begin Stored data

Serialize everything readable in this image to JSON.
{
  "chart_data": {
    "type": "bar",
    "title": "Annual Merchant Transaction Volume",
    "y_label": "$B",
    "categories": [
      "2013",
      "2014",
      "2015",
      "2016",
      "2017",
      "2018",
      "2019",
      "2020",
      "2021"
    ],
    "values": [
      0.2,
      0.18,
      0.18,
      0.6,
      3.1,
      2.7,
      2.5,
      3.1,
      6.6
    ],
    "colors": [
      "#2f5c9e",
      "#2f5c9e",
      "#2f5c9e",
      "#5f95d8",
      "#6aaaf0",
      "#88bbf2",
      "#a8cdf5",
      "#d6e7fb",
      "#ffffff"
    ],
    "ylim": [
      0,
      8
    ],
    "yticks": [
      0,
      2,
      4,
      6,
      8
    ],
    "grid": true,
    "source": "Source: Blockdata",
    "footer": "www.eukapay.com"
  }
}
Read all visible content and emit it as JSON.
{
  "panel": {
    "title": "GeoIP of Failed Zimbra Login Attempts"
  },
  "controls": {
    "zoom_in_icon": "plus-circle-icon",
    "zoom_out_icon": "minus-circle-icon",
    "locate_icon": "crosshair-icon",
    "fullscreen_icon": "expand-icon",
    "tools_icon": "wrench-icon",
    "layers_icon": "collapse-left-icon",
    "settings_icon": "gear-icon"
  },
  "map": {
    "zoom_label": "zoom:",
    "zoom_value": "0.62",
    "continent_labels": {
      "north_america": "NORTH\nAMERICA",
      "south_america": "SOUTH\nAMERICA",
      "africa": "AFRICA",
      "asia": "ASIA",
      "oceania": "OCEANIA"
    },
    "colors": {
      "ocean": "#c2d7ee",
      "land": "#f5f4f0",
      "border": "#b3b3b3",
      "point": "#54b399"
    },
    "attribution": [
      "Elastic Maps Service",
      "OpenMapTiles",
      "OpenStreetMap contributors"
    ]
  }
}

end Stored data

*Problem*. Reproduce the lines word for word, starting at the one holding "Read all visible content and emit it as JSON." and ending at the final line of the material above.

*Response*.
Read all visible content and emit it as JSON.
{
  "panel": {
    "title": "GeoIP of Failed Zimbra Login Attempts"
  },
  "controls": {
    "zoom_in_icon": "plus-circle-icon",
    "zoom_out_icon": "minus-circle-icon",
    "locate_icon": "crosshair-icon",
    "fullscreen_icon": "expand-icon",
    "tools_icon": "wrench-icon",
    "layers_icon": "collapse-left-icon",
    "settings_icon": "gear-icon"
  },
  "map": {
    "zoom_label": "zoom:",
    "zoom_value": "0.62",
    "continent_labels": {
      "north_america": "NORTH\nAMERICA",
      "south_america": "SOUTH\nAMERICA",
      "africa": "AFRICA",
      "asia": "ASIA",
      "oceania": "OCEANIA"
    },
    "colors": {
      "ocean": "#c2d7ee",
      "land": "#f5f4f0",
      "border": "#b3b3b3",
      "point": "#54b399"
    },
    "attribution": [
      "Elastic Maps Service",
      "OpenMapTiles",
      "OpenStreetMap contributors"
    ]
  }
}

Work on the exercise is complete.